= EXERCISE DETAILS =
All the data should be repeated exactly. Any image in it is left out.

= MATERIAL FOR THIS TASK =
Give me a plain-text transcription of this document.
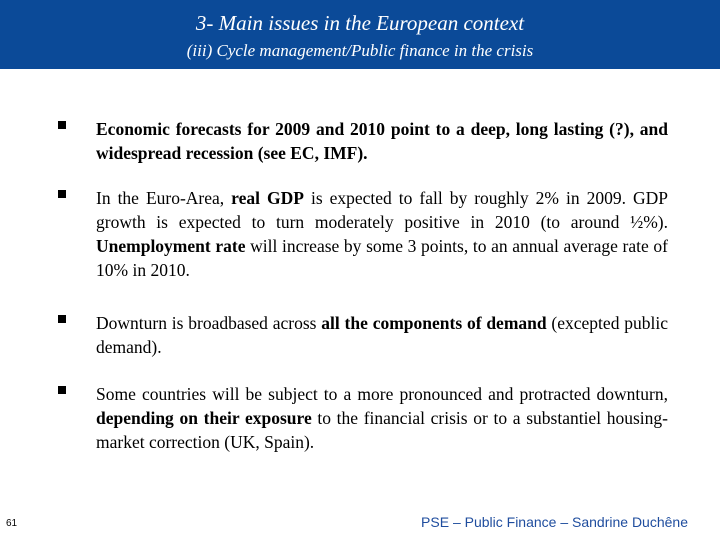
3- Main issues in the European context
(iii) Cycle management/Public finance in the crisis
Economic forecasts for 2009 and 2010 point to a deep, long lasting (?), and widespread recession (see EC, IMF).
In the Euro-Area, real GDP is expected to fall by roughly 2% in 2009. GDP growth is expected to turn moderately positive in 2010 (to around ½%). Unemployment rate will increase by some 3 points, to an annual average rate of 10% in 2010.
Downturn is broadbased across all the components of demand (excepted public demand).
Some countries will be subject to a more pronounced and protracted downturn, depending on their exposure to the financial crisis or to a substantiel housing-market correction (UK, Spain).
61	PSE – Public Finance – Sandrine Duchêne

= TASK OUTPUT =
Give me a plain-text transcription of this document.
3- Main issues in the European context
(iii) Cycle management/Public finance in the crisis
Economic forecasts for 2009 and 2010 point to a deep, long lasting (?), and widespread recession (see EC, IMF).
In the Euro-Area, real GDP is expected to fall by roughly 2% in 2009. GDP growth is expected to turn moderately positive in 2010 (to around ½%). Unemployment rate will increase by some 3 points, to an annual average rate of 10% in 2010.
Downturn is broadbased across all the components of demand (excepted public demand).
Some countries will be subject to a more pronounced and protracted downturn, depending on their exposure to the financial crisis or to a substantiel housing-market correction (UK, Spain).
61	PSE – Public Finance – Sandrine Duchêne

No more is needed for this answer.